# MATERIAL PROVIDED
_____
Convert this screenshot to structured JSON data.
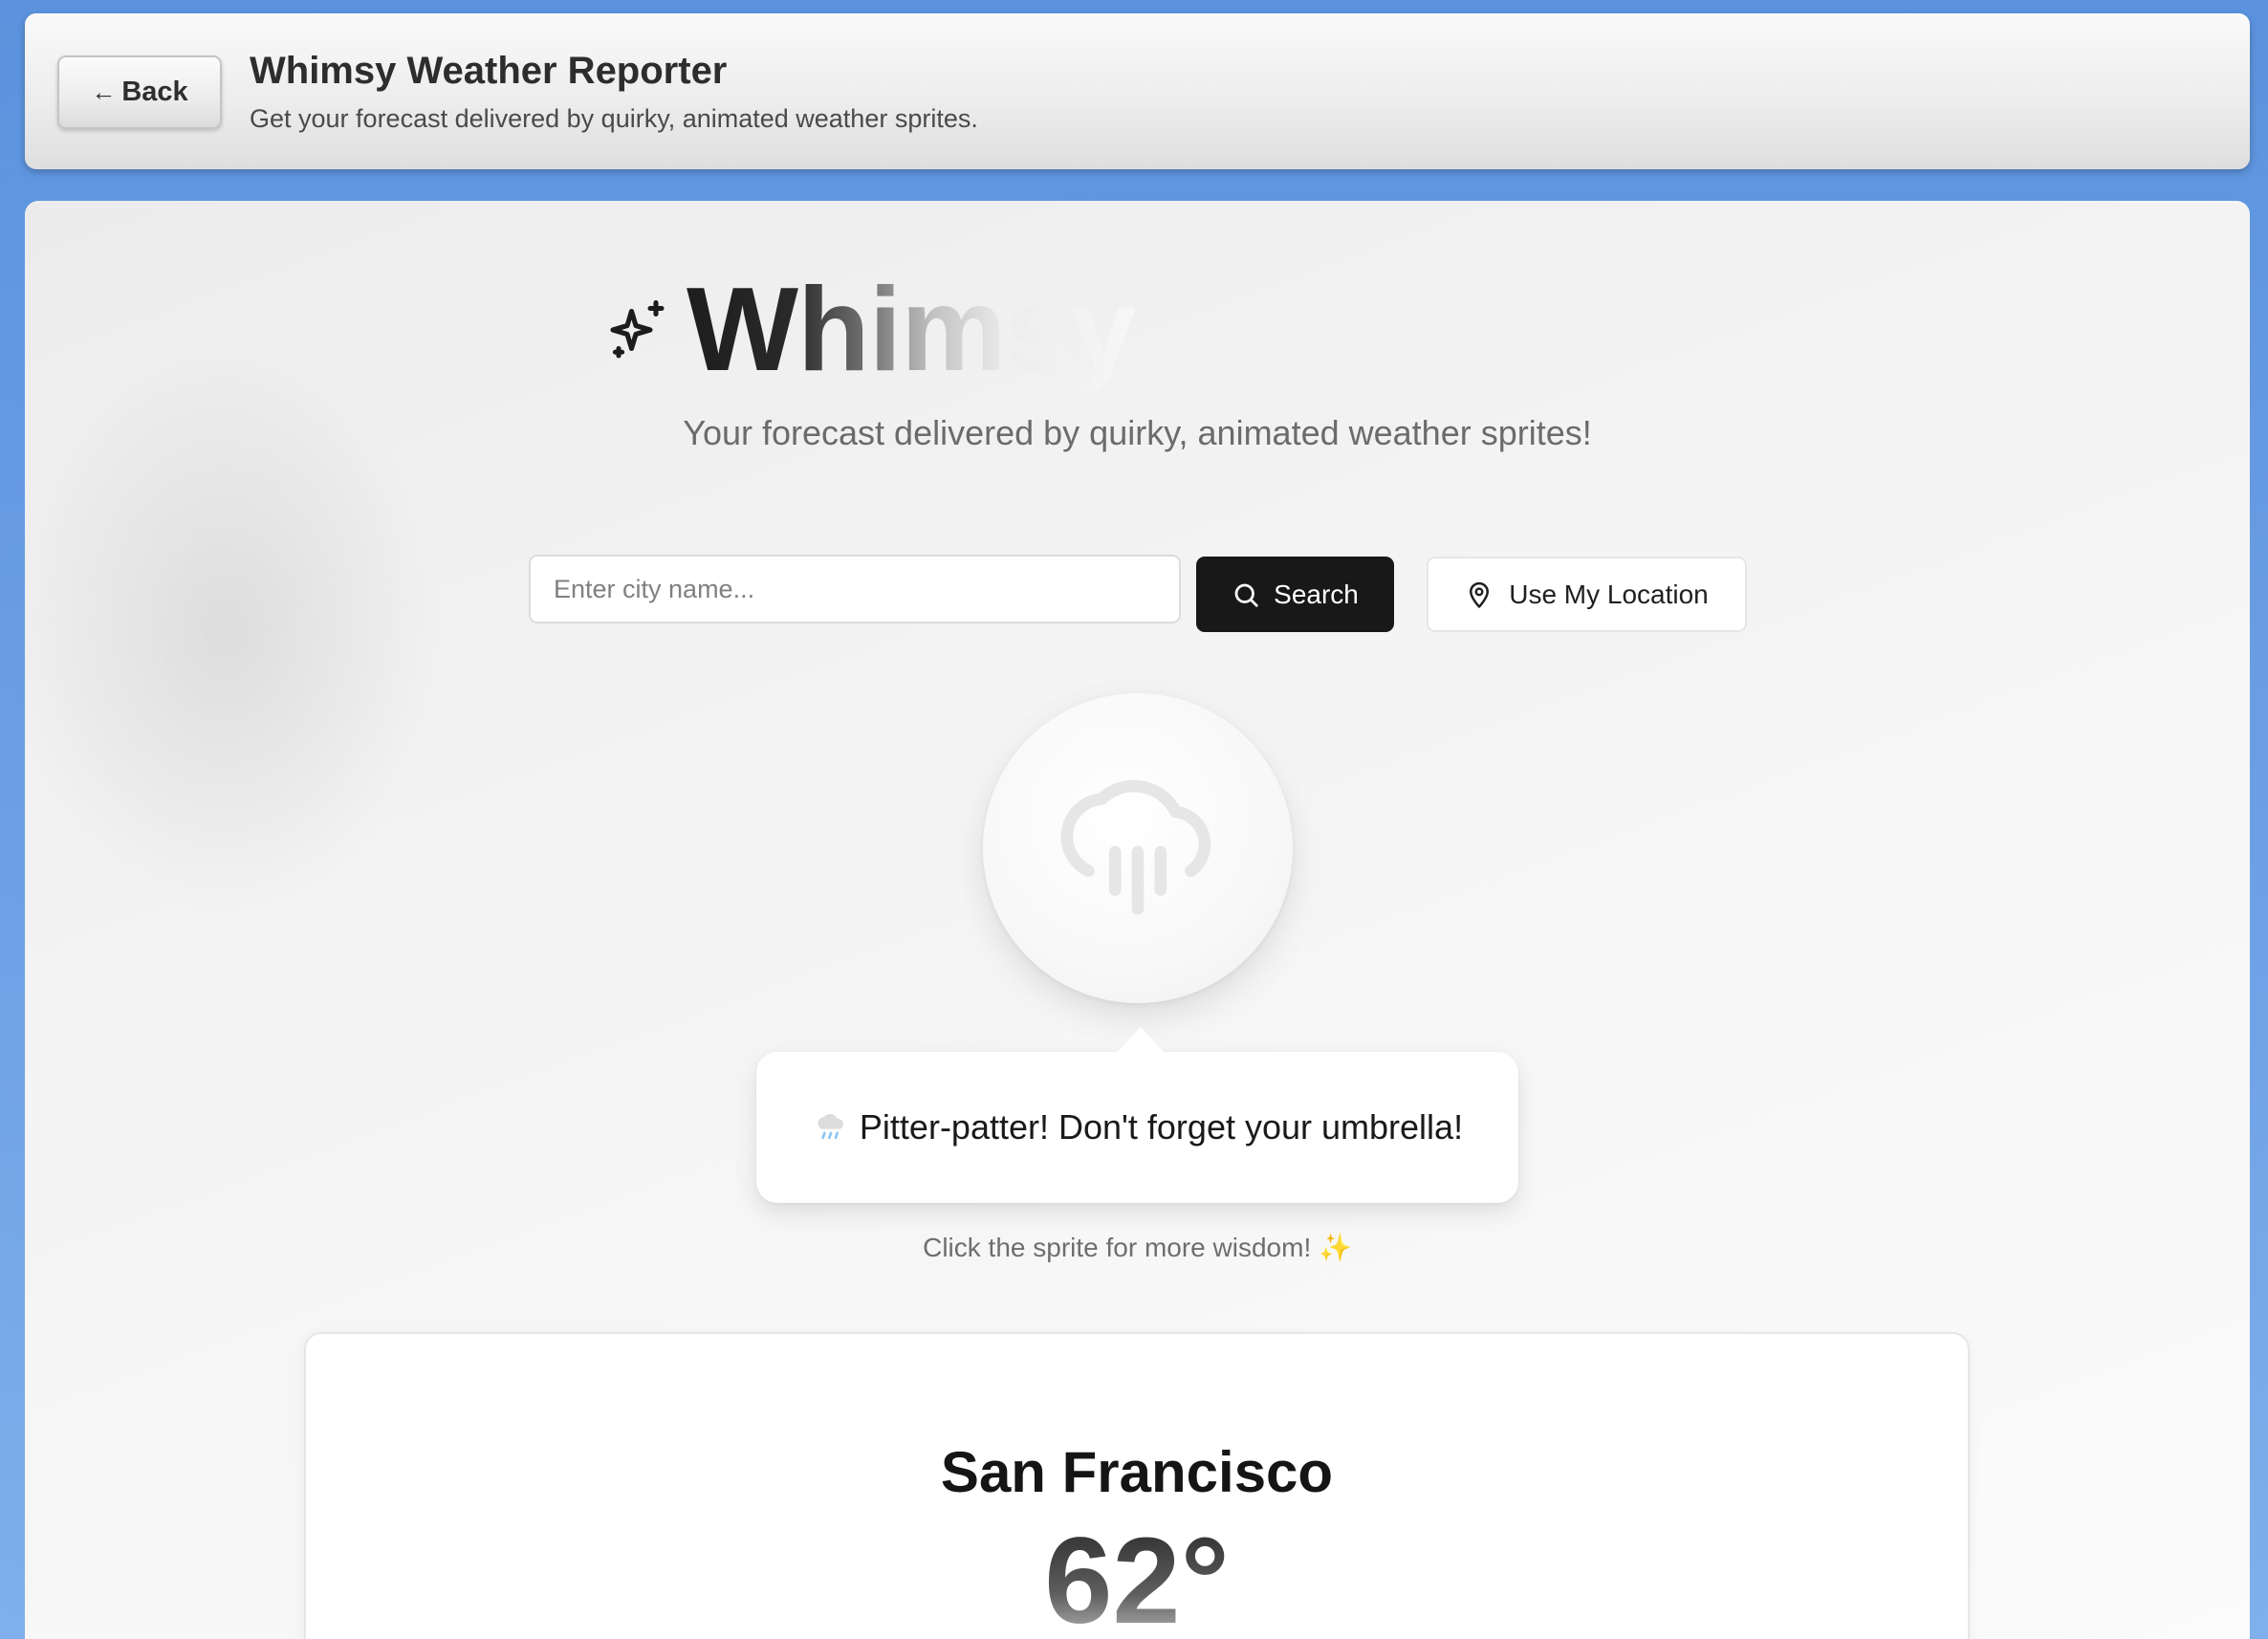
{
  "header": {
    "back_label": "Back",
    "title": "Whimsy Weather Reporter",
    "subtitle": "Get your forecast delivered by quirky, animated weather sprites."
  },
  "hero": {
    "brand_title": "Whimsy",
    "tagline": "Your forecast delivered by quirky, animated weather sprites!"
  },
  "search": {
    "placeholder": "Enter city name...",
    "value": "",
    "search_label": "Search",
    "location_label": "Use My Location"
  },
  "sprite": {
    "icon": "cloud-rain-icon",
    "message": "Pitter-patter! Don't forget your umbrella!",
    "message_icon": "rain-cloud-emoji",
    "hint": "Click the sprite for more wisdom!",
    "hint_icon": "sparkles-emoji"
  },
  "weather": {
    "city": "San Francisco",
    "temperature": "62°"
  },
  "colors": {
    "background_blue": "#5b93de",
    "primary_button": "#181818",
    "sparkle_accent": "#e8c24a"
  }
}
_____
# YOUR INSTRUCTIONS
Copy every line above that includes the string "quirky".

# SOLUTION TO THIS TASK
    "subtitle": "Get your forecast delivered by quirky, animated weather sprites."
    "tagline": "Your forecast delivered by quirky, animated weather sprites!"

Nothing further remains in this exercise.